**Instruction:**
Tally each line where the word "hint" occurs, then give only the total.
---- Data records
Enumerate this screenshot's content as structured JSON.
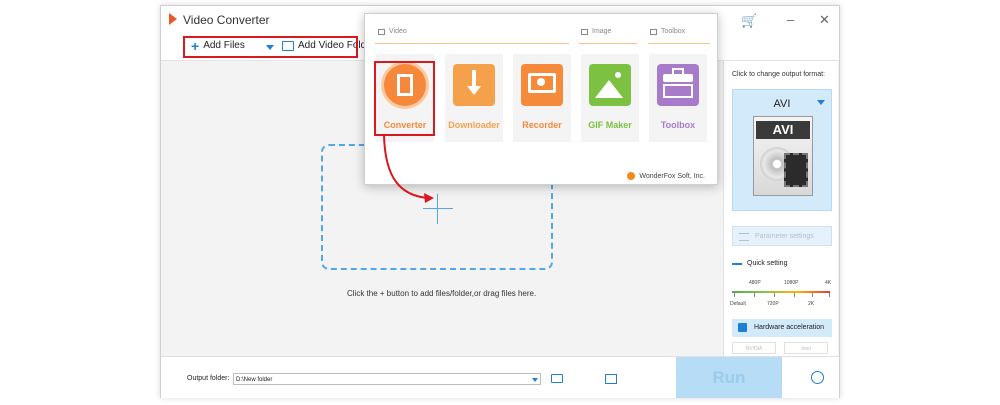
{
  "window": {
    "title": "Video Converter"
  },
  "toolbar": {
    "add_files": "Add Files",
    "add_video_folder": "Add Video Folder"
  },
  "main": {
    "hint": "Click the + button to add files/folder,or drag files here."
  },
  "popup": {
    "sections": {
      "video": "Video",
      "image": "Image",
      "toolbox": "Toolbox"
    },
    "tools": [
      {
        "label": "Converter",
        "icon": "film-icon",
        "color": "#f5883a"
      },
      {
        "label": "Downloader",
        "icon": "download-icon",
        "color": "#f5a14b"
      },
      {
        "label": "Recorder",
        "icon": "screen-record-icon",
        "color": "#f58a3a"
      },
      {
        "label": "GIF Maker",
        "icon": "image-icon",
        "color": "#7dc142"
      },
      {
        "label": "Toolbox",
        "icon": "toolbox-icon",
        "color": "#a77bca"
      }
    ],
    "copyright": "WonderFox Soft, Inc."
  },
  "right_panel": {
    "change_format_label": "Click to change output format:",
    "format": "AVI",
    "format_badge": "AVI",
    "parameter_settings": "Parameter settings",
    "quick_setting": "Quick setting",
    "scale_top": [
      "480P",
      "1080P",
      "4K"
    ],
    "scale_bottom": [
      "Default",
      "720P",
      "2K"
    ],
    "hardware_acceleration": "Hardware acceleration",
    "gpu": [
      "NVIDIA",
      "Intel"
    ]
  },
  "bottom": {
    "output_folder_label": "Output folder:",
    "output_folder_value": "D:\\New folder",
    "run": "Run"
  },
  "colors": {
    "accent": "#1f7fd6",
    "highlight": "#d9181f",
    "converter": "#f5883a"
  }
}
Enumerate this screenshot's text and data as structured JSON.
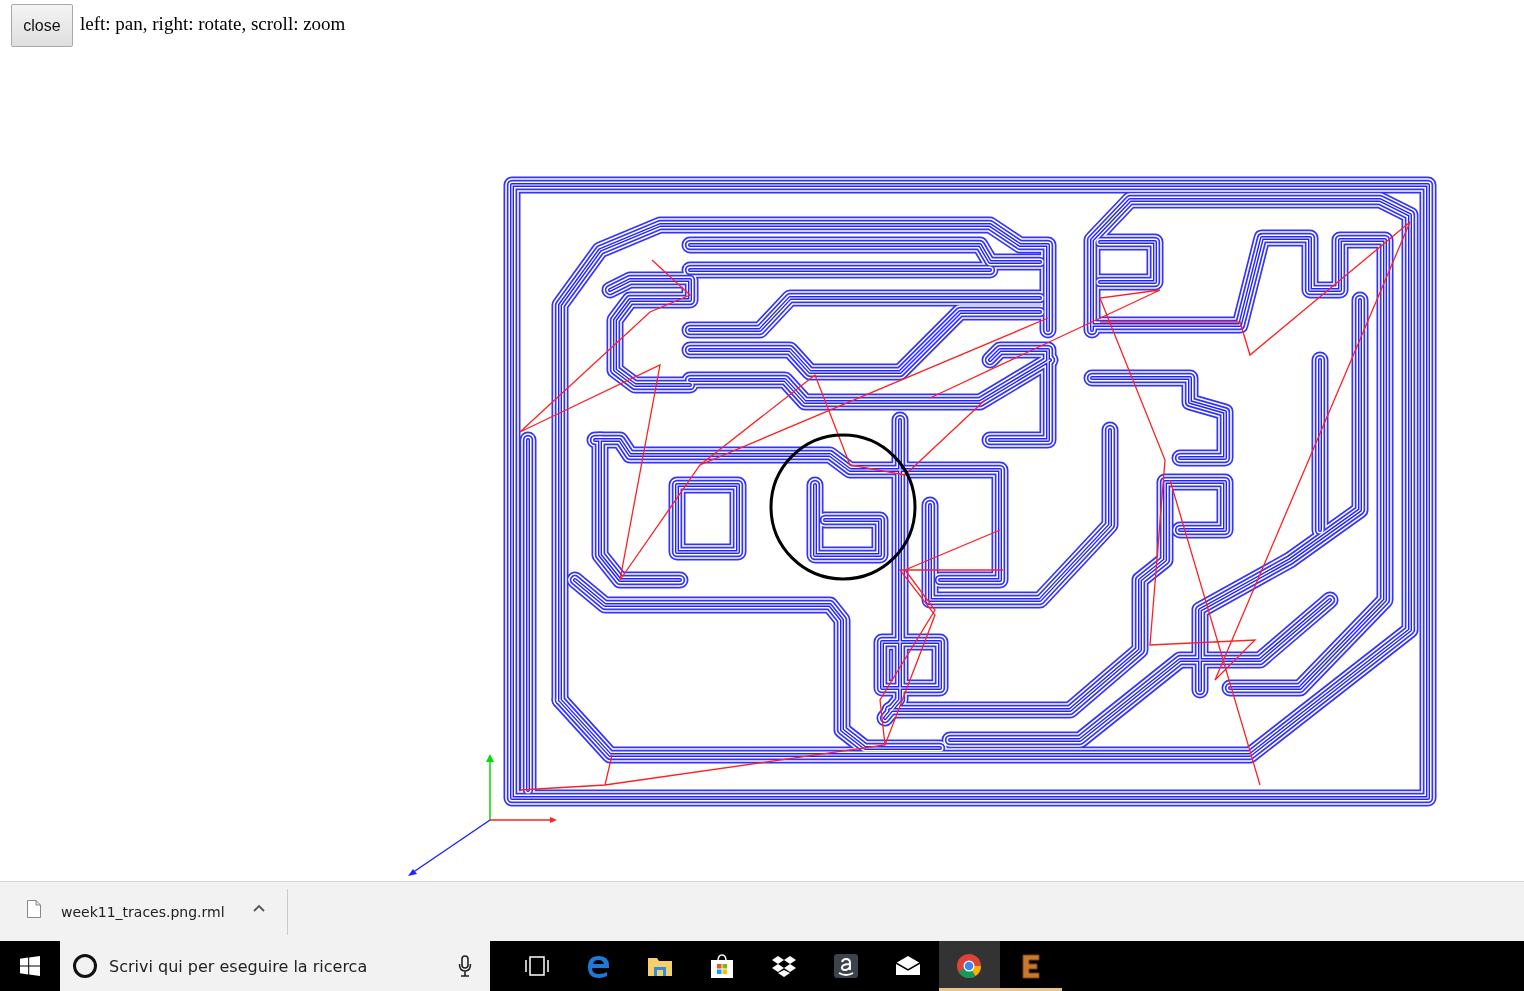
{
  "toolbar": {
    "close_button": "close",
    "hint": "left: pan, right: rotate, scroll: zoom"
  },
  "download_bar": {
    "items": [
      {
        "filename": "week11_traces.png.rml"
      }
    ]
  },
  "taskbar": {
    "search": {
      "placeholder": "Scrivi qui per eseguire la ricerca"
    },
    "apps": [
      {
        "running": false,
        "selected": false
      },
      {
        "running": false,
        "selected": false
      },
      {
        "running": false,
        "selected": false
      },
      {
        "running": false,
        "selected": false
      },
      {
        "running": false,
        "selected": false
      },
      {
        "running": false,
        "selected": false
      },
      {
        "running": false,
        "selected": false
      },
      {
        "running": true,
        "selected": true
      },
      {
        "running": true,
        "selected": false
      }
    ]
  }
}
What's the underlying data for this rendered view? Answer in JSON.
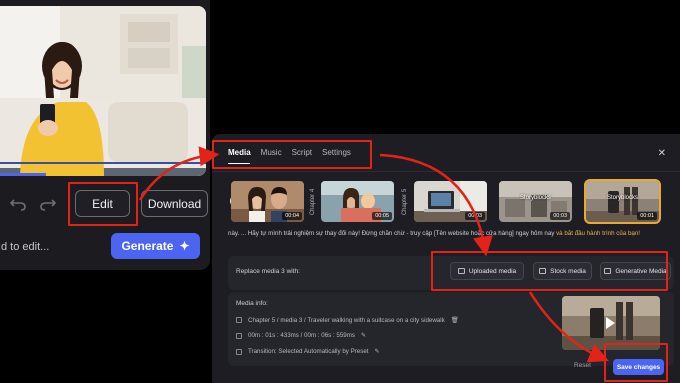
{
  "left_panel": {
    "edit_label": "Edit",
    "download_label": "Download",
    "input_placeholder": "d to edit...",
    "generate_label": "Generate"
  },
  "dialog": {
    "tabs": [
      "Media",
      "Music",
      "Script",
      "Settings"
    ],
    "active_tab": "Media",
    "thumbnails": [
      {
        "duration": "00:04",
        "label": ""
      },
      {
        "duration": "00:05",
        "label": ""
      },
      {
        "duration": "00:03",
        "label": ""
      },
      {
        "duration": "00:03",
        "label": "Storyblocks"
      },
      {
        "duration": "00:01",
        "label": "Storyblocks"
      }
    ],
    "chapter_tags": [
      "Chapter 4",
      "Chapter 5"
    ],
    "script_text": "này. ... Hãy tự mình trải nghiệm sự thay đổi này! Đừng chần chừ - truy cập [Tên website hoặc cửa hàng] ngay hôm nay ",
    "script_highlight": "và bắt đầu hành trình của bạn!",
    "replace_label": "Replace media 3 with:",
    "replace_options": [
      "Uploaded media",
      "Stock media",
      "Generative Media"
    ],
    "info_title": "Media info:",
    "info_rows": [
      "Chapter 5 / media 3 / Traveler walking with a suitcase on a city sidewalk",
      "00m : 01s : 433ms / 00m : 06s : 559ms",
      "Transition: Selected Automatically by Preset"
    ],
    "reset_label": "Reset",
    "save_label": "Save changes",
    "accent_color": "#4c64f2",
    "selected_outline_color": "#e8a934",
    "annotation_color": "#e2231a"
  }
}
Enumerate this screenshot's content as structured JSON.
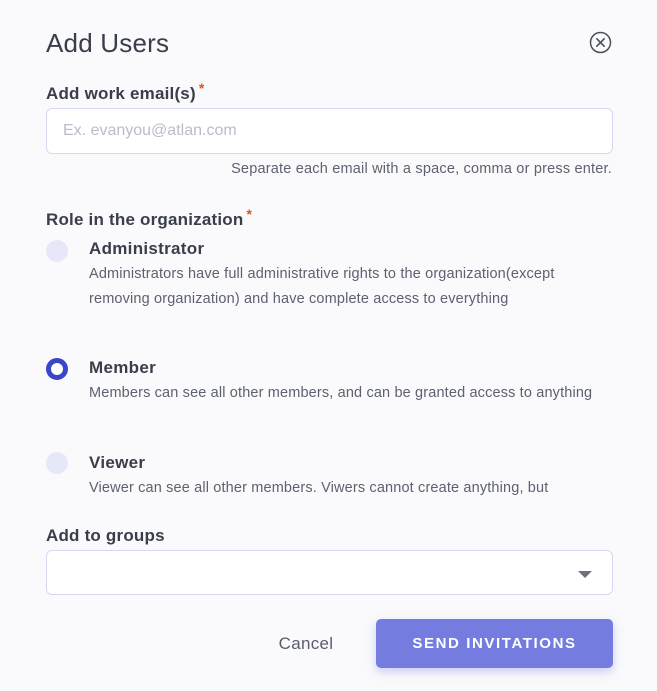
{
  "dialog": {
    "title": "Add Users",
    "close_icon": "close-circle-icon"
  },
  "email": {
    "label": "Add work email(s)",
    "required_mark": "*",
    "placeholder": "Ex. evanyou@atlan.com",
    "value": "",
    "hint": "Separate each email with a space, comma or press enter."
  },
  "role": {
    "label": "Role in the organization",
    "required_mark": "*",
    "selected": "Member",
    "options": [
      {
        "title": "Administrator",
        "description": "Administrators have full administrative rights to the organization(except removing organization) and have complete access to everything",
        "checked": false
      },
      {
        "title": "Member",
        "description": "Members can see all other members, and can be granted access to anything",
        "checked": true
      },
      {
        "title": "Viewer",
        "description": "Viewer can see all other members. Viwers cannot create anything, but",
        "checked": false
      }
    ]
  },
  "groups": {
    "label": "Add to groups",
    "value": "",
    "caret_icon": "caret-down-icon"
  },
  "actions": {
    "cancel_label": "Cancel",
    "send_label": "SEND INVITATIONS"
  },
  "colors": {
    "accent": "#3b45c9",
    "button": "#747ce0",
    "required": "#e0531f",
    "radio_unchecked": "#e6e7f8",
    "border": "#d6d8f3"
  }
}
--------
**Written response:**
3